▸ **PROBLEM DESCRIPTION**
Whenever a line below holds the word "Отдел", copy that line.

## Begin LISTED RECORDS

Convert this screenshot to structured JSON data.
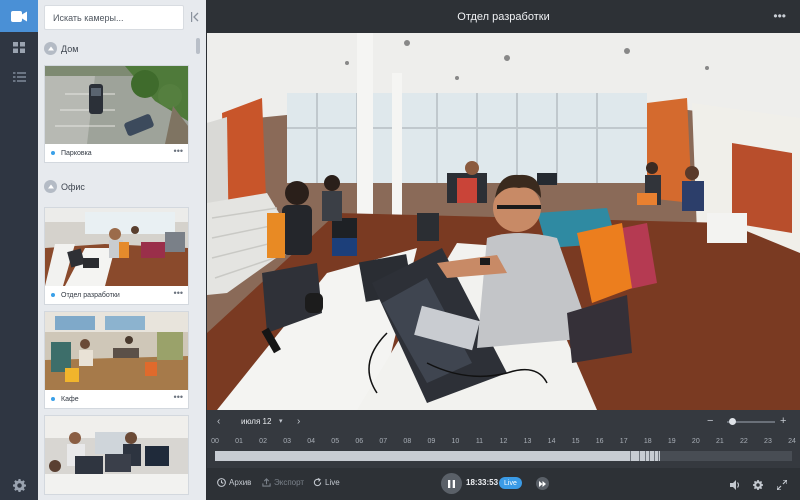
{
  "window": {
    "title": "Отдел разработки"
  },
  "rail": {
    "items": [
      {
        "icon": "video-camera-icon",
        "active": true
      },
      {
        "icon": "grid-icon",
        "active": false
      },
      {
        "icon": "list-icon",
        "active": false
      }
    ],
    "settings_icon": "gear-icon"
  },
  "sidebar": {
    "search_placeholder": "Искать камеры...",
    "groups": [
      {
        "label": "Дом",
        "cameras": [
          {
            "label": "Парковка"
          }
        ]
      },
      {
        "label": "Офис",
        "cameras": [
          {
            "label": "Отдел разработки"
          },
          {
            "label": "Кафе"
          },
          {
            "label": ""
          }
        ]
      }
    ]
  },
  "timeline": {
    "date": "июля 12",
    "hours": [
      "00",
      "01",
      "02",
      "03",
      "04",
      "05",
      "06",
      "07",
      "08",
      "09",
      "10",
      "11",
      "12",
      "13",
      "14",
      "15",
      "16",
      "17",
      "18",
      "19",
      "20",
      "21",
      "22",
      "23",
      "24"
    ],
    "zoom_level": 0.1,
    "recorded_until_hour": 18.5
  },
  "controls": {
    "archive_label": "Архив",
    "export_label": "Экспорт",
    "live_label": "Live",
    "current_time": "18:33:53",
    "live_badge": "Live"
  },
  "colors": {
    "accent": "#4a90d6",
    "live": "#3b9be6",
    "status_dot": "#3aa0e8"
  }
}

## End LISTED RECORDS
## Begin LISTED RECORDS

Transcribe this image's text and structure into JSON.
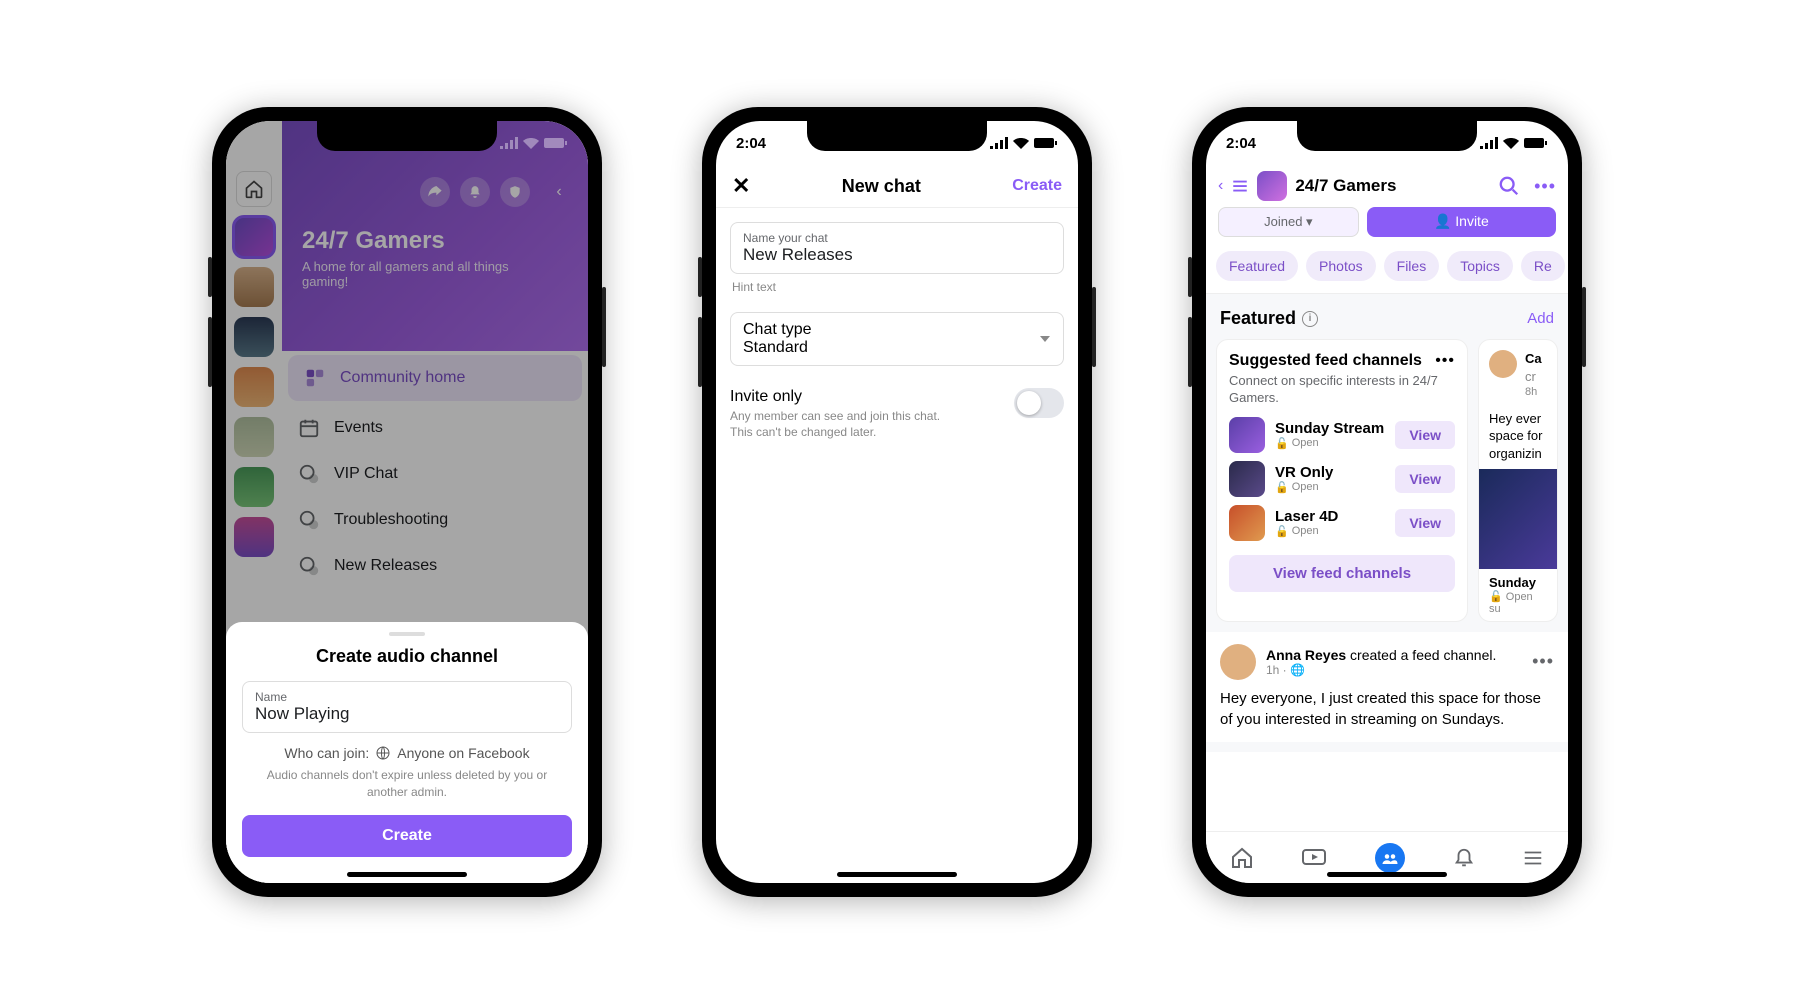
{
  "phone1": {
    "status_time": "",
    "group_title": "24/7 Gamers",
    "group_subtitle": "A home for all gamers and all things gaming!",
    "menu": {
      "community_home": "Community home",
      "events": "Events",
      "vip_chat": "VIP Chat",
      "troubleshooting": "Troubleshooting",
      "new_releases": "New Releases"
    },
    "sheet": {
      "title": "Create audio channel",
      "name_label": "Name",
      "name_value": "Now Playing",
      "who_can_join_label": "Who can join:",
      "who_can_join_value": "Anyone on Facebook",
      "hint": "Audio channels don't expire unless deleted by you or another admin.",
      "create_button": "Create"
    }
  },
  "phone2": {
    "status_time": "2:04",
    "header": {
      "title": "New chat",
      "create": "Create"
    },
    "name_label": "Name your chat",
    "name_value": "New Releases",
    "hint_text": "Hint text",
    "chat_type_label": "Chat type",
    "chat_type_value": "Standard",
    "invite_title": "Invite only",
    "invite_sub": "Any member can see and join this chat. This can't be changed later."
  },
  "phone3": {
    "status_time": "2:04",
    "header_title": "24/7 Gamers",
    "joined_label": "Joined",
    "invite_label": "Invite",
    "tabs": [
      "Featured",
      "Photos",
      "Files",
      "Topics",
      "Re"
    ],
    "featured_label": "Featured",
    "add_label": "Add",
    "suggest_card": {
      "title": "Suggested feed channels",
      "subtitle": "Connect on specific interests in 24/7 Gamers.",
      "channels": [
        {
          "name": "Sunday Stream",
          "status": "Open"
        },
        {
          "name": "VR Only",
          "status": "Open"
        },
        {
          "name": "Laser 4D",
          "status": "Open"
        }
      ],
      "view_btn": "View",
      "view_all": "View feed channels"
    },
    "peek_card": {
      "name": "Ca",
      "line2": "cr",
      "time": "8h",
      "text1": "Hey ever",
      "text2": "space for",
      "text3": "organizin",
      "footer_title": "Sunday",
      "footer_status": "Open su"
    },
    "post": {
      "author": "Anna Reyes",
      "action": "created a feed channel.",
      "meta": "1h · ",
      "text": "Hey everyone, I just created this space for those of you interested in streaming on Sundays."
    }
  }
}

## End LISTED RECORDS

▸ **EXERCISE OUTPUT**
    "title": "Отдел разработки"
            "label": "Отдел разработки"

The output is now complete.